**DATA EXTRACT**
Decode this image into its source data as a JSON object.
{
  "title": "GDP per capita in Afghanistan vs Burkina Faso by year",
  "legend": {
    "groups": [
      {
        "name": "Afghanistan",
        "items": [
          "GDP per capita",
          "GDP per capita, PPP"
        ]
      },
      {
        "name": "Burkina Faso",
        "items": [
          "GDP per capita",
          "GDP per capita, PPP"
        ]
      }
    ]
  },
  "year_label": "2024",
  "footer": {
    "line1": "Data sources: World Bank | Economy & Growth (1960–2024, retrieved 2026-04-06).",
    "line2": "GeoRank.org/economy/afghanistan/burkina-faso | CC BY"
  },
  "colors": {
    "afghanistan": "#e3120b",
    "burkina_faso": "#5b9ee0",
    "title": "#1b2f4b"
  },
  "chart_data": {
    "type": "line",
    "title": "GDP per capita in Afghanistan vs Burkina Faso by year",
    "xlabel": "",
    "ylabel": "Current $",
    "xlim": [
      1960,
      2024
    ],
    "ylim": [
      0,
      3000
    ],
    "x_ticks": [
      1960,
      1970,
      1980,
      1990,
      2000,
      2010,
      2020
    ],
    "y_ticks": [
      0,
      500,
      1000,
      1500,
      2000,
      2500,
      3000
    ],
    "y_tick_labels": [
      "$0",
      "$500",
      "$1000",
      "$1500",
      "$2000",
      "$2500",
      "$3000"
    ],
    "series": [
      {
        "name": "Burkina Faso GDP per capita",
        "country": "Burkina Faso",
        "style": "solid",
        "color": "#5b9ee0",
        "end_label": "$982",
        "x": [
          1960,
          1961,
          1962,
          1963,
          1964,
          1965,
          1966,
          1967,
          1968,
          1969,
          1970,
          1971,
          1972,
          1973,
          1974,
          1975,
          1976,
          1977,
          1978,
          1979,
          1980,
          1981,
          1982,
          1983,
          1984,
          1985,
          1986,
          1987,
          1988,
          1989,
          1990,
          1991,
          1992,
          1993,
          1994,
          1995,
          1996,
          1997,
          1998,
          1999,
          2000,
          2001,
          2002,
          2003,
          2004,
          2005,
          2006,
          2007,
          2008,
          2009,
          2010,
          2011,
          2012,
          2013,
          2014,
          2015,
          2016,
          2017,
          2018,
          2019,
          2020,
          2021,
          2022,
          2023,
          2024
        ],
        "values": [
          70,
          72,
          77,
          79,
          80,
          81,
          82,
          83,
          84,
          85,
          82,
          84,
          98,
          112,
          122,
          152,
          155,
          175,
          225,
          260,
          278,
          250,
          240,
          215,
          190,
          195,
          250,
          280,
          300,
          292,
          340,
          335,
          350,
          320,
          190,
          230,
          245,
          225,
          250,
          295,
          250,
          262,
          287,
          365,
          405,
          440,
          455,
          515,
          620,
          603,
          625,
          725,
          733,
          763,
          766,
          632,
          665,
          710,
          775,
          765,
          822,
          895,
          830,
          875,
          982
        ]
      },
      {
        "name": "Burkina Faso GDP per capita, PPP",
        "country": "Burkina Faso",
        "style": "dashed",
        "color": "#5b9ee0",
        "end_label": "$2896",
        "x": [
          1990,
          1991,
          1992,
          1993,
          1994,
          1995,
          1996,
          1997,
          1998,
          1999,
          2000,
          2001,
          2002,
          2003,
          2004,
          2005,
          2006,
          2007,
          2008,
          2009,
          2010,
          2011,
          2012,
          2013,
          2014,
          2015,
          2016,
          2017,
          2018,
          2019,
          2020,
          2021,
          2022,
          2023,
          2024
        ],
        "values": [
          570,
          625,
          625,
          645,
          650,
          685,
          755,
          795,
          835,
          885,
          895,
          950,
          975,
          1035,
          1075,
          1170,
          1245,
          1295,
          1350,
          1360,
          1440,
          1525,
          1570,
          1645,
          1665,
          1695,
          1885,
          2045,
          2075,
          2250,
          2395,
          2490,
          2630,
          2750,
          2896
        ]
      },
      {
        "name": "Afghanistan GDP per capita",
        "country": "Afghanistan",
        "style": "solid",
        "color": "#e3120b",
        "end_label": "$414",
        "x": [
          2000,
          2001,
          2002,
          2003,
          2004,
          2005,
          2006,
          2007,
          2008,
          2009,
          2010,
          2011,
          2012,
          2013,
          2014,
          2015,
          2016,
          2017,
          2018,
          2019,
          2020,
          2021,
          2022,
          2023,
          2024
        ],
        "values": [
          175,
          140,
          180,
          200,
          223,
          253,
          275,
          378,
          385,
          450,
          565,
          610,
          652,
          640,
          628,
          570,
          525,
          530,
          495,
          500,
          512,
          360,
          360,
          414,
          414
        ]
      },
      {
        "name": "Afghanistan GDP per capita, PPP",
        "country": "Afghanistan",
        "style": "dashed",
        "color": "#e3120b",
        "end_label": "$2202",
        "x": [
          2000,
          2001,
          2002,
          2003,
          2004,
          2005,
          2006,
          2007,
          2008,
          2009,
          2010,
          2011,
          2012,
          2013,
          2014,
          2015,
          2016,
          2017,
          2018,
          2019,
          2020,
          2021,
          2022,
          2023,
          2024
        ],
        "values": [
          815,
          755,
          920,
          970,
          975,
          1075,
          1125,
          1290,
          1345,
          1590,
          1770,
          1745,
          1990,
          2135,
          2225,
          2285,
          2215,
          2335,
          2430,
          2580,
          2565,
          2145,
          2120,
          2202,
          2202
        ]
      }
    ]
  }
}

**EXERCISE DETAILS**
Can you reproduce all the material exactly?

**SOLUTION FOR THIS PROBLEM**
Decode this image into its source data as a JSON object.
{
  "title": "GDP per capita in Afghanistan vs Burkina Faso by year",
  "legend": {
    "groups": [
      {
        "name": "Afghanistan",
        "items": [
          "GDP per capita",
          "GDP per capita, PPP"
        ]
      },
      {
        "name": "Burkina Faso",
        "items": [
          "GDP per capita",
          "GDP per capita, PPP"
        ]
      }
    ]
  },
  "year_label": "2024",
  "footer": {
    "line1": "Data sources: World Bank | Economy & Growth (1960–2024, retrieved 2026-04-06).",
    "line2": "GeoRank.org/economy/afghanistan/burkina-faso | CC BY"
  },
  "colors": {
    "afghanistan": "#e3120b",
    "burkina_faso": "#5b9ee0",
    "title": "#1b2f4b"
  },
  "chart_data": {
    "type": "line",
    "title": "GDP per capita in Afghanistan vs Burkina Faso by year",
    "xlabel": "",
    "ylabel": "Current $",
    "xlim": [
      1960,
      2024
    ],
    "ylim": [
      0,
      3000
    ],
    "x_ticks": [
      1960,
      1970,
      1980,
      1990,
      2000,
      2010,
      2020
    ],
    "y_ticks": [
      0,
      500,
      1000,
      1500,
      2000,
      2500,
      3000
    ],
    "y_tick_labels": [
      "$0",
      "$500",
      "$1000",
      "$1500",
      "$2000",
      "$2500",
      "$3000"
    ],
    "series": [
      {
        "name": "Burkina Faso GDP per capita",
        "country": "Burkina Faso",
        "style": "solid",
        "color": "#5b9ee0",
        "end_label": "$982",
        "x": [
          1960,
          1961,
          1962,
          1963,
          1964,
          1965,
          1966,
          1967,
          1968,
          1969,
          1970,
          1971,
          1972,
          1973,
          1974,
          1975,
          1976,
          1977,
          1978,
          1979,
          1980,
          1981,
          1982,
          1983,
          1984,
          1985,
          1986,
          1987,
          1988,
          1989,
          1990,
          1991,
          1992,
          1993,
          1994,
          1995,
          1996,
          1997,
          1998,
          1999,
          2000,
          2001,
          2002,
          2003,
          2004,
          2005,
          2006,
          2007,
          2008,
          2009,
          2010,
          2011,
          2012,
          2013,
          2014,
          2015,
          2016,
          2017,
          2018,
          2019,
          2020,
          2021,
          2022,
          2023,
          2024
        ],
        "values": [
          70,
          72,
          77,
          79,
          80,
          81,
          82,
          83,
          84,
          85,
          82,
          84,
          98,
          112,
          122,
          152,
          155,
          175,
          225,
          260,
          278,
          250,
          240,
          215,
          190,
          195,
          250,
          280,
          300,
          292,
          340,
          335,
          350,
          320,
          190,
          230,
          245,
          225,
          250,
          295,
          250,
          262,
          287,
          365,
          405,
          440,
          455,
          515,
          620,
          603,
          625,
          725,
          733,
          763,
          766,
          632,
          665,
          710,
          775,
          765,
          822,
          895,
          830,
          875,
          982
        ]
      },
      {
        "name": "Burkina Faso GDP per capita, PPP",
        "country": "Burkina Faso",
        "style": "dashed",
        "color": "#5b9ee0",
        "end_label": "$2896",
        "x": [
          1990,
          1991,
          1992,
          1993,
          1994,
          1995,
          1996,
          1997,
          1998,
          1999,
          2000,
          2001,
          2002,
          2003,
          2004,
          2005,
          2006,
          2007,
          2008,
          2009,
          2010,
          2011,
          2012,
          2013,
          2014,
          2015,
          2016,
          2017,
          2018,
          2019,
          2020,
          2021,
          2022,
          2023,
          2024
        ],
        "values": [
          570,
          625,
          625,
          645,
          650,
          685,
          755,
          795,
          835,
          885,
          895,
          950,
          975,
          1035,
          1075,
          1170,
          1245,
          1295,
          1350,
          1360,
          1440,
          1525,
          1570,
          1645,
          1665,
          1695,
          1885,
          2045,
          2075,
          2250,
          2395,
          2490,
          2630,
          2750,
          2896
        ]
      },
      {
        "name": "Afghanistan GDP per capita",
        "country": "Afghanistan",
        "style": "solid",
        "color": "#e3120b",
        "end_label": "$414",
        "x": [
          2000,
          2001,
          2002,
          2003,
          2004,
          2005,
          2006,
          2007,
          2008,
          2009,
          2010,
          2011,
          2012,
          2013,
          2014,
          2015,
          2016,
          2017,
          2018,
          2019,
          2020,
          2021,
          2022,
          2023,
          2024
        ],
        "values": [
          175,
          140,
          180,
          200,
          223,
          253,
          275,
          378,
          385,
          450,
          565,
          610,
          652,
          640,
          628,
          570,
          525,
          530,
          495,
          500,
          512,
          360,
          360,
          414,
          414
        ]
      },
      {
        "name": "Afghanistan GDP per capita, PPP",
        "country": "Afghanistan",
        "style": "dashed",
        "color": "#e3120b",
        "end_label": "$2202",
        "x": [
          2000,
          2001,
          2002,
          2003,
          2004,
          2005,
          2006,
          2007,
          2008,
          2009,
          2010,
          2011,
          2012,
          2013,
          2014,
          2015,
          2016,
          2017,
          2018,
          2019,
          2020,
          2021,
          2022,
          2023,
          2024
        ],
        "values": [
          815,
          755,
          920,
          970,
          975,
          1075,
          1125,
          1290,
          1345,
          1590,
          1770,
          1745,
          1990,
          2135,
          2225,
          2285,
          2215,
          2335,
          2430,
          2580,
          2565,
          2145,
          2120,
          2202,
          2202
        ]
      }
    ]
  }
}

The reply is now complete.